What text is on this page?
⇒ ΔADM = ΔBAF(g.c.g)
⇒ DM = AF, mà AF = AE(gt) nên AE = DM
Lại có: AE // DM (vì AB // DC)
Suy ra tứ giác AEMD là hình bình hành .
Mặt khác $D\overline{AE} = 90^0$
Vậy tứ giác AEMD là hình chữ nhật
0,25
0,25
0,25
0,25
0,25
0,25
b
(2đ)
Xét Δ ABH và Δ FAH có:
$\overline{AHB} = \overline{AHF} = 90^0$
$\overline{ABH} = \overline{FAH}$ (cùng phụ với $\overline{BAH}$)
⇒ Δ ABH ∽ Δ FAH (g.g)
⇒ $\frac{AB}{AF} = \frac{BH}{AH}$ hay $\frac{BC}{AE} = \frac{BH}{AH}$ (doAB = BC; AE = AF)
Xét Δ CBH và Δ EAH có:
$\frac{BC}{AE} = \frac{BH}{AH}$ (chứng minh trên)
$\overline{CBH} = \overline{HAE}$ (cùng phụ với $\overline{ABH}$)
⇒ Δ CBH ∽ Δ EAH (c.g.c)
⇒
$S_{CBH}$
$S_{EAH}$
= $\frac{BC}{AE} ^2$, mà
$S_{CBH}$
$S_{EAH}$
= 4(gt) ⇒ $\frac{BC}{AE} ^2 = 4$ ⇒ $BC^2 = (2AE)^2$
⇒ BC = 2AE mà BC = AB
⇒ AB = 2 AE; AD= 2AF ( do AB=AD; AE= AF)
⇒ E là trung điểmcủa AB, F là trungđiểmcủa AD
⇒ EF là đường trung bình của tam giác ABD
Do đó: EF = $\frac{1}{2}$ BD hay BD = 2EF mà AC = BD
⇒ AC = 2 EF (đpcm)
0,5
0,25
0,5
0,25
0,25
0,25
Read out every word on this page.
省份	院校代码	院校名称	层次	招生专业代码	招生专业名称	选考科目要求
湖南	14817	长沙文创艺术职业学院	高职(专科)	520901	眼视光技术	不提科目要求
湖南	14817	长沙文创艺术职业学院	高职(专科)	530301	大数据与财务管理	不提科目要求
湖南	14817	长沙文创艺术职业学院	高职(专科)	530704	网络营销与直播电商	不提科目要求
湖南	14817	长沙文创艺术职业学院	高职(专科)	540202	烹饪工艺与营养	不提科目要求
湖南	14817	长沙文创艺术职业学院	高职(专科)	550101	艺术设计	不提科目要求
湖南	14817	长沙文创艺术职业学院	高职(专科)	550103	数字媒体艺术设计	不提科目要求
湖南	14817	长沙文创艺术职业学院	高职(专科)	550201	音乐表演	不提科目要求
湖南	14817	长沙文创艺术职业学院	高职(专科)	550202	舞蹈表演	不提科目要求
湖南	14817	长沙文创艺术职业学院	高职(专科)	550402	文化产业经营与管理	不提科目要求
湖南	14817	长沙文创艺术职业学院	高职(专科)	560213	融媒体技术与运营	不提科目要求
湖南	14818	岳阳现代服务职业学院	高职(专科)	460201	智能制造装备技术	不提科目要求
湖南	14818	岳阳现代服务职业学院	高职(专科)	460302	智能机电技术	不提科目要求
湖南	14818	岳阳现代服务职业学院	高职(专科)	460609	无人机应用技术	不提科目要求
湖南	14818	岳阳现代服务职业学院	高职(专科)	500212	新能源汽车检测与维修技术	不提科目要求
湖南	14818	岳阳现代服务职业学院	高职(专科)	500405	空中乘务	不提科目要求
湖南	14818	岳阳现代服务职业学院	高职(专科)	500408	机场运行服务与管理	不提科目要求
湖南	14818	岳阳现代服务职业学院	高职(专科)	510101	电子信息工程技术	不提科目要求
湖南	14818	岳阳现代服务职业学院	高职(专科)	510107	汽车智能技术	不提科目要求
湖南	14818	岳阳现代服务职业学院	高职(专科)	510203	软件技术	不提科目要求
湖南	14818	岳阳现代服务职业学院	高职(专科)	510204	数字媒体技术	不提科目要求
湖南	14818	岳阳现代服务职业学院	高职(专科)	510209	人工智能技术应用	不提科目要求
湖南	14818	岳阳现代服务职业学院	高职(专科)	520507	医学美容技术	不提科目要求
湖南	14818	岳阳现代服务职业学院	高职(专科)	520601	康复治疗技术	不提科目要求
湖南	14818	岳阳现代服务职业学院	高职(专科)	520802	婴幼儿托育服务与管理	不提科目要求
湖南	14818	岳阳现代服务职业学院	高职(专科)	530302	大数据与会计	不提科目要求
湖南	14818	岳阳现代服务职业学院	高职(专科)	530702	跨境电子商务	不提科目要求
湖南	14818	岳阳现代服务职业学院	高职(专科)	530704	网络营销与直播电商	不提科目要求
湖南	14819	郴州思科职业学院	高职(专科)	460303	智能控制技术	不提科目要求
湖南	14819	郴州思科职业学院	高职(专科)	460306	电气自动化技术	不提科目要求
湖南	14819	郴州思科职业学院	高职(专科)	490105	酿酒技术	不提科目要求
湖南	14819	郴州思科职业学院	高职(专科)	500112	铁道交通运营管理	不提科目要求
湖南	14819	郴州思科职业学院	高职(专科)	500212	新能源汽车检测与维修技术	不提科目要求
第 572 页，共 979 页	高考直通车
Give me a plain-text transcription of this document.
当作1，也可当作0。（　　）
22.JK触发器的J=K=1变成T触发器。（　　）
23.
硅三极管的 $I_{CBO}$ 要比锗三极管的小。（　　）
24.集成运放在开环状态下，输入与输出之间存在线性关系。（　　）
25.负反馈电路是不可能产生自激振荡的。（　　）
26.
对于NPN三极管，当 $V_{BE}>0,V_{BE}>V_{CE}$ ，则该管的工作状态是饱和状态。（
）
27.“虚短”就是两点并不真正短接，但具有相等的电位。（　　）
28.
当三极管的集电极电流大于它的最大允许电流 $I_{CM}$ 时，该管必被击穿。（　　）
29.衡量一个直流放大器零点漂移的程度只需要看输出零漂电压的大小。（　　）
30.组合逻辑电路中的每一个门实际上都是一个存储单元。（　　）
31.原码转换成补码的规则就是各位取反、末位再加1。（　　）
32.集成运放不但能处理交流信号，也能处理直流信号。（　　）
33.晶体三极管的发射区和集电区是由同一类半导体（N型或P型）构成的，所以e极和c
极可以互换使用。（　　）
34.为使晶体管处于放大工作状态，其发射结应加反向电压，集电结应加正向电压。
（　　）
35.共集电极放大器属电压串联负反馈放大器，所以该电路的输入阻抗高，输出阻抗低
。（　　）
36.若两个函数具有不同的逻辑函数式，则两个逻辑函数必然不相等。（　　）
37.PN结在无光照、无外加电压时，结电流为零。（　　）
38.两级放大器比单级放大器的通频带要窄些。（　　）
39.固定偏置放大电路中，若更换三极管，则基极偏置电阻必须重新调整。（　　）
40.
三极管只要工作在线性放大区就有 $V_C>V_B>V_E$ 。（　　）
#####
● EXERCISE:
Each record above should be restated word for word.

● SOLUTION:
What text is on this page?
⇒ ΔADM = ΔBAF(g.c.g)
⇒ DM = AF, mà AF = AE(gt) nên AE = DM
Lại có: AE // DM (vì AB // DC)
Suy ra tứ giác AEMD là hình bình hành .
Mặt khác $D\overline{AE} = 90^0$
Vậy tứ giác AEMD là hình chữ nhật
0,25
0,25
0,25
0,25
0,25
0,25
b
(2đ)
Xét Δ ABH và Δ FAH có:
$\overline{AHB} = \overline{AHF} = 90^0$
$\overline{ABH} = \overline{FAH}$ (cùng phụ với $\overline{BAH}$)
⇒ Δ ABH ∽ Δ FAH (g.g)
⇒ $\frac{AB}{AF} = \frac{BH}{AH}$ hay $\frac{BC}{AE} = \frac{BH}{AH}$ (doAB = BC; AE = AF)
Xét Δ CBH và Δ EAH có:
$\frac{BC}{AE} = \frac{BH}{AH}$ (chứng minh trên)
$\overline{CBH} = \overline{HAE}$ (cùng phụ với $\overline{ABH}$)
⇒ Δ CBH ∽ Δ EAH (c.g.c)
⇒
$S_{CBH}$
$S_{EAH}$
= $\frac{BC}{AE} ^2$, mà
$S_{CBH}$
$S_{EAH}$
= 4(gt) ⇒ $\frac{BC}{AE} ^2 = 4$ ⇒ $BC^2 = (2AE)^2$
⇒ BC = 2AE mà BC = AB
⇒ AB = 2 AE; AD= 2AF ( do AB=AD; AE= AF)
⇒ E là trung điểmcủa AB, F là trungđiểmcủa AD
⇒ EF là đường trung bình của tam giác ABD
Do đó: EF = $\frac{1}{2}$ BD hay BD = 2EF mà AC = BD
⇒ AC = 2 EF (đpcm)
0,5
0,25
0,5
0,25
0,25
0,25
Read out every word on this page.
省份	院校代码	院校名称	层次	招生专业代码	招生专业名称	选考科目要求
湖南	14817	长沙文创艺术职业学院	高职(专科)	520901	眼视光技术	不提科目要求
湖南	14817	长沙文创艺术职业学院	高职(专科)	530301	大数据与财务管理	不提科目要求
湖南	14817	长沙文创艺术职业学院	高职(专科)	530704	网络营销与直播电商	不提科目要求
湖南	14817	长沙文创艺术职业学院	高职(专科)	540202	烹饪工艺与营养	不提科目要求
湖南	14817	长沙文创艺术职业学院	高职(专科)	550101	艺术设计	不提科目要求
湖南	14817	长沙文创艺术职业学院	高职(专科)	550103	数字媒体艺术设计	不提科目要求
湖南	14817	长沙文创艺术职业学院	高职(专科)	550201	音乐表演	不提科目要求
湖南	14817	长沙文创艺术职业学院	高职(专科)	550202	舞蹈表演	不提科目要求
湖南	14817	长沙文创艺术职业学院	高职(专科)	550402	文化产业经营与管理	不提科目要求
湖南	14817	长沙文创艺术职业学院	高职(专科)	560213	融媒体技术与运营	不提科目要求
湖南	14818	岳阳现代服务职业学院	高职(专科)	460201	智能制造装备技术	不提科目要求
湖南	14818	岳阳现代服务职业学院	高职(专科)	460302	智能机电技术	不提科目要求
湖南	14818	岳阳现代服务职业学院	高职(专科)	460609	无人机应用技术	不提科目要求
湖南	14818	岳阳现代服务职业学院	高职(专科)	500212	新能源汽车检测与维修技术	不提科目要求
湖南	14818	岳阳现代服务职业学院	高职(专科)	500405	空中乘务	不提科目要求
湖南	14818	岳阳现代服务职业学院	高职(专科)	500408	机场运行服务与管理	不提科目要求
湖南	14818	岳阳现代服务职业学院	高职(专科)	510101	电子信息工程技术	不提科目要求
湖南	14818	岳阳现代服务职业学院	高职(专科)	510107	汽车智能技术	不提科目要求
湖南	14818	岳阳现代服务职业学院	高职(专科)	510203	软件技术	不提科目要求
湖南	14818	岳阳现代服务职业学院	高职(专科)	510204	数字媒体技术	不提科目要求
湖南	14818	岳阳现代服务职业学院	高职(专科)	510209	人工智能技术应用	不提科目要求
湖南	14818	岳阳现代服务职业学院	高职(专科)	520507	医学美容技术	不提科目要求
湖南	14818	岳阳现代服务职业学院	高职(专科)	520601	康复治疗技术	不提科目要求
湖南	14818	岳阳现代服务职业学院	高职(专科)	520802	婴幼儿托育服务与管理	不提科目要求
湖南	14818	岳阳现代服务职业学院	高职(专科)	530302	大数据与会计	不提科目要求
湖南	14818	岳阳现代服务职业学院	高职(专科)	530702	跨境电子商务	不提科目要求
湖南	14818	岳阳现代服务职业学院	高职(专科)	530704	网络营销与直播电商	不提科目要求
湖南	14819	郴州思科职业学院	高职(专科)	460303	智能控制技术	不提科目要求
湖南	14819	郴州思科职业学院	高职(专科)	460306	电气自动化技术	不提科目要求
湖南	14819	郴州思科职业学院	高职(专科)	490105	酿酒技术	不提科目要求
湖南	14819	郴州思科职业学院	高职(专科)	500112	铁道交通运营管理	不提科目要求
湖南	14819	郴州思科职业学院	高职(专科)	500212	新能源汽车检测与维修技术	不提科目要求
第 572 页，共 979 页	高考直通车
Give me a plain-text transcription of this document.
当作1，也可当作0。（　　）
22.JK触发器的J=K=1变成T触发器。（　　）
23.
硅三极管的 $I_{CBO}$ 要比锗三极管的小。（　　）
24.集成运放在开环状态下，输入与输出之间存在线性关系。（　　）
25.负反馈电路是不可能产生自激振荡的。（　　）
26.
对于NPN三极管，当 $V_{BE}>0,V_{BE}>V_{CE}$ ，则该管的工作状态是饱和状态。（
）
27.“虚短”就是两点并不真正短接，但具有相等的电位。（　　）
28.
当三极管的集电极电流大于它的最大允许电流 $I_{CM}$ 时，该管必被击穿。（　　）
29.衡量一个直流放大器零点漂移的程度只需要看输出零漂电压的大小。（　　）
30.组合逻辑电路中的每一个门实际上都是一个存储单元。（　　）
31.原码转换成补码的规则就是各位取反、末位再加1。（　　）
32.集成运放不但能处理交流信号，也能处理直流信号。（　　）
33.晶体三极管的发射区和集电区是由同一类半导体（N型或P型）构成的，所以e极和c
极可以互换使用。（　　）
34.为使晶体管处于放大工作状态，其发射结应加反向电压，集电结应加正向电压。
（　　）
35.共集电极放大器属电压串联负反馈放大器，所以该电路的输入阻抗高，输出阻抗低
。（　　）
36.若两个函数具有不同的逻辑函数式，则两个逻辑函数必然不相等。（　　）
37.PN结在无光照、无外加电压时，结电流为零。（　　）
38.两级放大器比单级放大器的通频带要窄些。（　　）
39.固定偏置放大电路中，若更换三极管，则基极偏置电阻必须重新调整。（　　）
40.
三极管只要工作在线性放大区就有 $V_C>V_B>V_E$ 。（　　）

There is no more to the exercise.